Tally the lines that hold the word "dcera" and reply with that figure only.

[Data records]
________
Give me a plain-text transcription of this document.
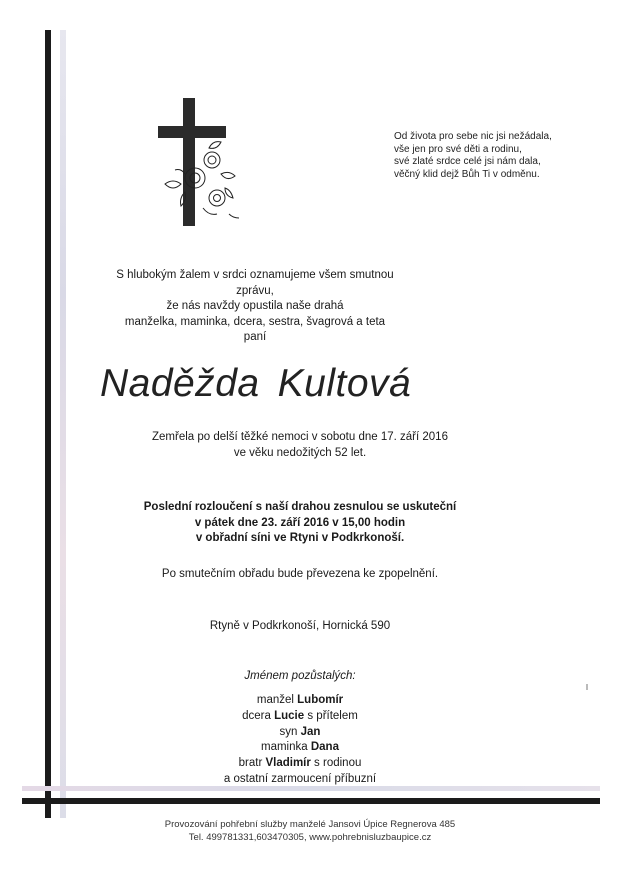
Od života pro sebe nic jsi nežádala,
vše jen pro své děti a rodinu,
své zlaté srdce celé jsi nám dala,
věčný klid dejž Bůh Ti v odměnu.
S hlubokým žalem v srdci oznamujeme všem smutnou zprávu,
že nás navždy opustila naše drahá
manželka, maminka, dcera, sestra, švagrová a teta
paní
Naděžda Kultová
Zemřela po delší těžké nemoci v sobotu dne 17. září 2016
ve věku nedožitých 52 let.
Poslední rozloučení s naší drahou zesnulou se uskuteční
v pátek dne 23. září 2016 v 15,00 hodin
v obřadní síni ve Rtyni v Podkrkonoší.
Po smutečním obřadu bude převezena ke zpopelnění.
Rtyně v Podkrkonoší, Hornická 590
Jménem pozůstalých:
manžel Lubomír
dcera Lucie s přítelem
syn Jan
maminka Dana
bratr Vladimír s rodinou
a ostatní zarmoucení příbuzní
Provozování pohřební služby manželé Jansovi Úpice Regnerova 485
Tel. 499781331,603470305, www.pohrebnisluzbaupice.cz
________
_Task output:_ 2